=== Requirement ===
Collect each line of the records containing the string "Prob".

-------

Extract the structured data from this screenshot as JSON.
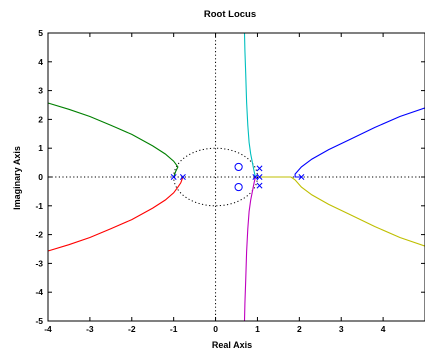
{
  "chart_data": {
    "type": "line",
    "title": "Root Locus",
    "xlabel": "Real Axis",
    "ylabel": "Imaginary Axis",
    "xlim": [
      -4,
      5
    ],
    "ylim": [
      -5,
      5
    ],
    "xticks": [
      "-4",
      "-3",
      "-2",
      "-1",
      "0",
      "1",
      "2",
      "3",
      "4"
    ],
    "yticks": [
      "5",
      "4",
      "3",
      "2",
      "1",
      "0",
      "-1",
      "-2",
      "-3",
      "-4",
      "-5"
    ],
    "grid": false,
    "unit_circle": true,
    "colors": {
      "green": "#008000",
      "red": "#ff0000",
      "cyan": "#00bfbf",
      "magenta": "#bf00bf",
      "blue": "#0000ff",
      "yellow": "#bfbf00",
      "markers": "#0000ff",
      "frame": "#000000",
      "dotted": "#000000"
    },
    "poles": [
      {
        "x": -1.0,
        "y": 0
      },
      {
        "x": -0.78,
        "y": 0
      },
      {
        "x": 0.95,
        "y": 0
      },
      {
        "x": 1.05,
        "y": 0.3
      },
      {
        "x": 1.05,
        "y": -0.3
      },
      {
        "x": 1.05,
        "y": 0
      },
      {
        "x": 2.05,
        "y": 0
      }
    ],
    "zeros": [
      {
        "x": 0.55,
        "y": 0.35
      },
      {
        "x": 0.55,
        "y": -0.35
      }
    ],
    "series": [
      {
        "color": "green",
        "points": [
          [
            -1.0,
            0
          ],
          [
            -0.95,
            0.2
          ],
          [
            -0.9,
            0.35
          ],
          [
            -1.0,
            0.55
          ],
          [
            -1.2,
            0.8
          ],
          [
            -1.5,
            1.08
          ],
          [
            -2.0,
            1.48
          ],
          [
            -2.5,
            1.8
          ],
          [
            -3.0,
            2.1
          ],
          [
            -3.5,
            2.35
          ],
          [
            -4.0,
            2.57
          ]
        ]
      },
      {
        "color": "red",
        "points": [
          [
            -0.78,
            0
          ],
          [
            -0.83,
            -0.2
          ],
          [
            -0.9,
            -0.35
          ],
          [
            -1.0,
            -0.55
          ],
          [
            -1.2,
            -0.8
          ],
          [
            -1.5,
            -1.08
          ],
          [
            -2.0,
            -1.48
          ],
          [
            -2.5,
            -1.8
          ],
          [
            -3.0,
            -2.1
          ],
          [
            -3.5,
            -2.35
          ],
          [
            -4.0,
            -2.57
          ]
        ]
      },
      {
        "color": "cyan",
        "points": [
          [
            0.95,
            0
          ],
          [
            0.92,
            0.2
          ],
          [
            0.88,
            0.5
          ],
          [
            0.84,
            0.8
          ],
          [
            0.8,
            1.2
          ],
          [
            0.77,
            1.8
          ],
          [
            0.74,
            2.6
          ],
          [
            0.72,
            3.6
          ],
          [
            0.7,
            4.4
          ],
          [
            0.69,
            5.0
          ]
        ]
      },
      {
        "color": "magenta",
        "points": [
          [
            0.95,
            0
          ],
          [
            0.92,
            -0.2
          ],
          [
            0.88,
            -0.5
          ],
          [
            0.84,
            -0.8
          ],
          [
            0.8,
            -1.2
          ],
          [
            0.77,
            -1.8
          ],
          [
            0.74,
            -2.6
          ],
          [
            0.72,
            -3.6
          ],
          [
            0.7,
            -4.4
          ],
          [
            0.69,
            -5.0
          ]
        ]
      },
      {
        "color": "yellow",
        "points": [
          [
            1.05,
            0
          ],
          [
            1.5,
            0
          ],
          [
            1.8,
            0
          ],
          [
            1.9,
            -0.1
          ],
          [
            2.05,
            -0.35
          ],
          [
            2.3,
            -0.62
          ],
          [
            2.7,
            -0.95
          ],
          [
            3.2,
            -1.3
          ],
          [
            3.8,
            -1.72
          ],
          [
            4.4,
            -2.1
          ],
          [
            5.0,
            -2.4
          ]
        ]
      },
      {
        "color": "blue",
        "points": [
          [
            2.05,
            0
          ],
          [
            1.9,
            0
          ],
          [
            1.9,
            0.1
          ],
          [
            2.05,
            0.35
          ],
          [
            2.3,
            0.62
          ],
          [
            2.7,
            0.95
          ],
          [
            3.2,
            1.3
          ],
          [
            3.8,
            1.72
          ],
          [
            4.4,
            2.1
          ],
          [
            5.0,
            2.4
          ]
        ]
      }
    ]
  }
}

-------

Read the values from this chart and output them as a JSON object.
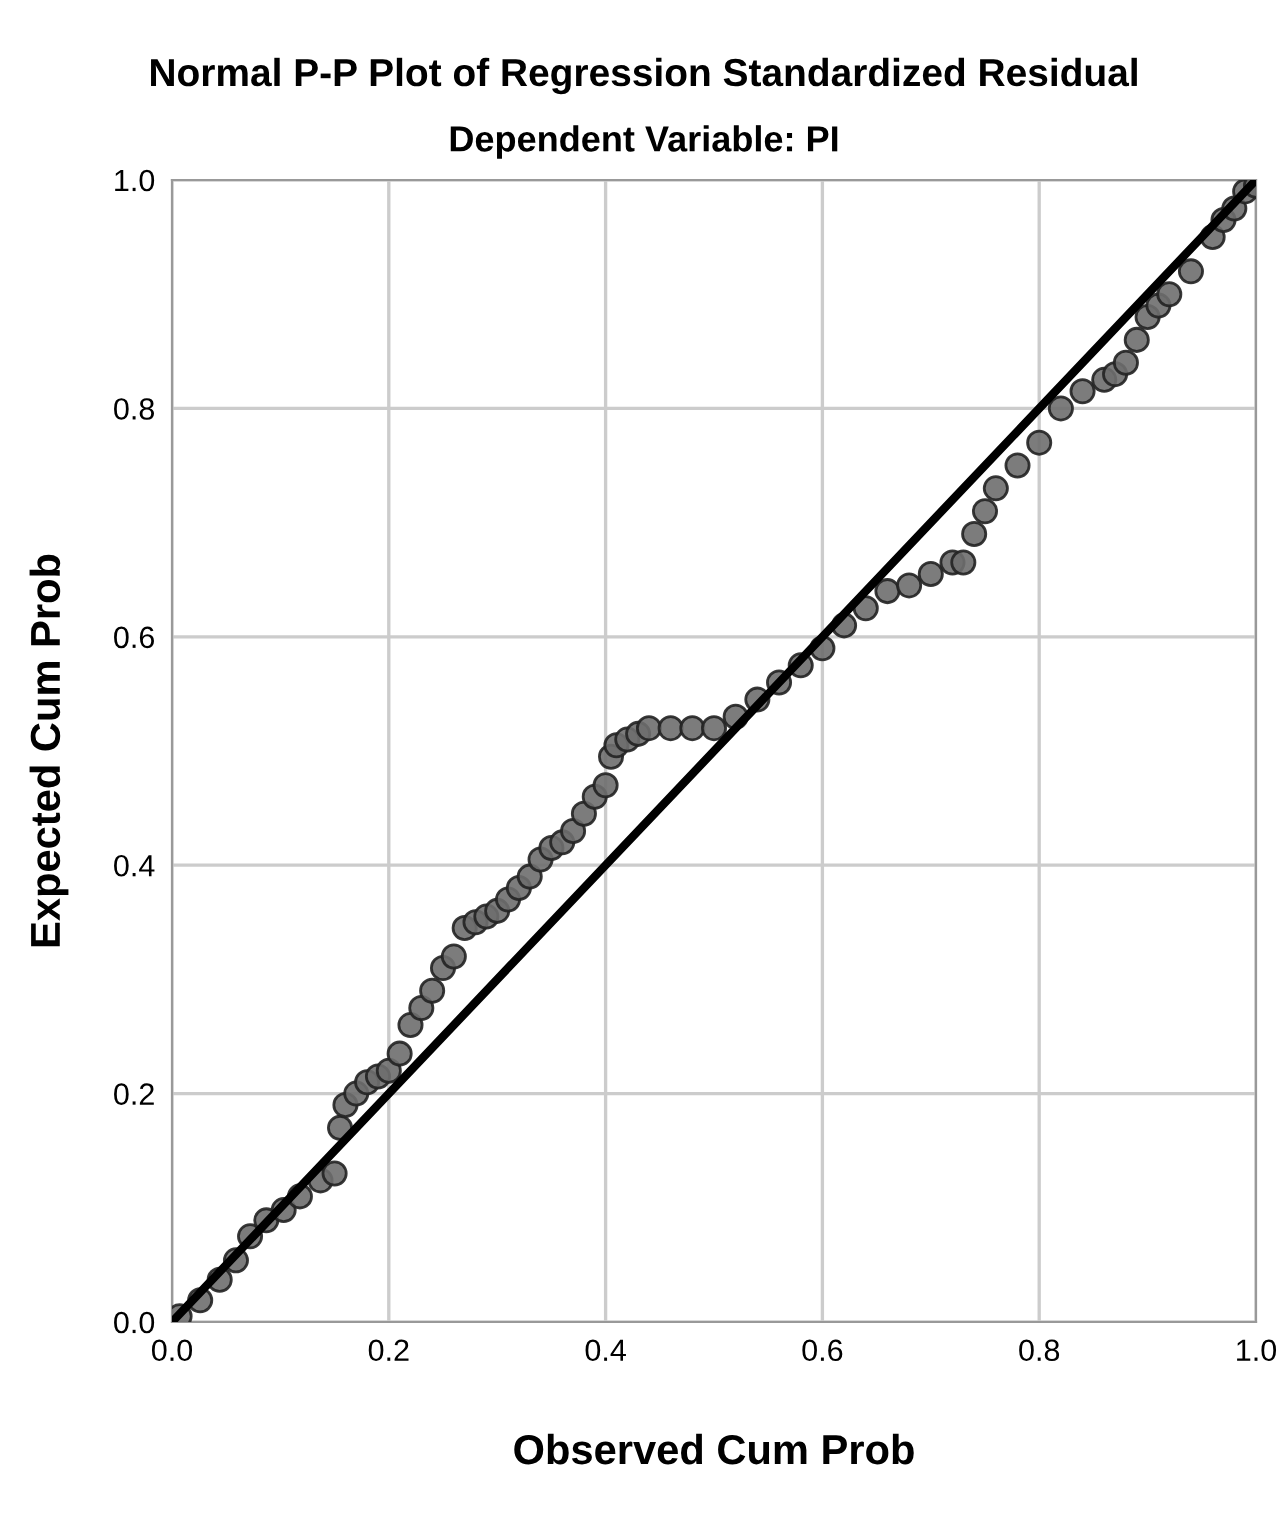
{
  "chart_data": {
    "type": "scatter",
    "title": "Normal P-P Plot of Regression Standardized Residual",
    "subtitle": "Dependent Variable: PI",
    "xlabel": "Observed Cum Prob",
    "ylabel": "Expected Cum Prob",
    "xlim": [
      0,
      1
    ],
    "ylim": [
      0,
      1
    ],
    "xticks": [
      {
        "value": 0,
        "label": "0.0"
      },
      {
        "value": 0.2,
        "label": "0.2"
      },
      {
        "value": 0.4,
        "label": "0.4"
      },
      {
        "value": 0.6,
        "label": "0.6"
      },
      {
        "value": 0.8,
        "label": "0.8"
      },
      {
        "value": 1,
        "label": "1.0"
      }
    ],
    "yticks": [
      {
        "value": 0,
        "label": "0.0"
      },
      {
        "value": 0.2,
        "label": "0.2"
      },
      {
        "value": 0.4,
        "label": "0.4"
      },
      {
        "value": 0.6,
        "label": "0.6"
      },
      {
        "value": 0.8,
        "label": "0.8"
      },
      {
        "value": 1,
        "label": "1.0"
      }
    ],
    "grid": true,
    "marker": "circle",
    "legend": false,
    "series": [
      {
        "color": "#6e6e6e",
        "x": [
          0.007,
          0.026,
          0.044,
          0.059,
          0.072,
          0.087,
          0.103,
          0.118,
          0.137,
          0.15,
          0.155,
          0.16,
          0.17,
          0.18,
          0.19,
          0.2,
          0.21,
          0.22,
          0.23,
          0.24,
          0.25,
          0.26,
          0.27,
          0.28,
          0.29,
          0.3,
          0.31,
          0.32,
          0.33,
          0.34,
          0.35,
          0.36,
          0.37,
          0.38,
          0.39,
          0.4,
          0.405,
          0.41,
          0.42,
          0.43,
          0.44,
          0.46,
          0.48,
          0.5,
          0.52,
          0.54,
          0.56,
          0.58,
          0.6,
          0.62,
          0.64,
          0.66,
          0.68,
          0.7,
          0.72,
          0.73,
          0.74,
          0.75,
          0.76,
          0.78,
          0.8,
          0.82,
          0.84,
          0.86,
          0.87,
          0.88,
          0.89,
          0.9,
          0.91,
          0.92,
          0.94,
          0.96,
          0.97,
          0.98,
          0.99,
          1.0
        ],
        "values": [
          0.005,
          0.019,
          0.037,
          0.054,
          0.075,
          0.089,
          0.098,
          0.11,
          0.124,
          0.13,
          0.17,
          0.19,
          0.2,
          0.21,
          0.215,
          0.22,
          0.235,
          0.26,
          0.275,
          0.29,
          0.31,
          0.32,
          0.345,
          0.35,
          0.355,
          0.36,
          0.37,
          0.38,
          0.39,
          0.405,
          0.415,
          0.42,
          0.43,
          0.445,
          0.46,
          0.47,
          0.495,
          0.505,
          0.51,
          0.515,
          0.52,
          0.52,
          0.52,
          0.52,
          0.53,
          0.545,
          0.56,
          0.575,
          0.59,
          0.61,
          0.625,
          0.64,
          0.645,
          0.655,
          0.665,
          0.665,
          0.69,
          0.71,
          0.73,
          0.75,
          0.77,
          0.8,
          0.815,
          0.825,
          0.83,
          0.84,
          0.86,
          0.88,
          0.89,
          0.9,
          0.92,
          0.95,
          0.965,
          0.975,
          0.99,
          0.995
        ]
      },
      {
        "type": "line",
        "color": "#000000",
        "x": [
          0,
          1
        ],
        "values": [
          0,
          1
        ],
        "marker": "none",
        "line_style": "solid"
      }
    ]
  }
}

-------

=== Response ===
    "xlabel": "Observed Cum Prob",
    "ylabel": "Expected Cum Prob",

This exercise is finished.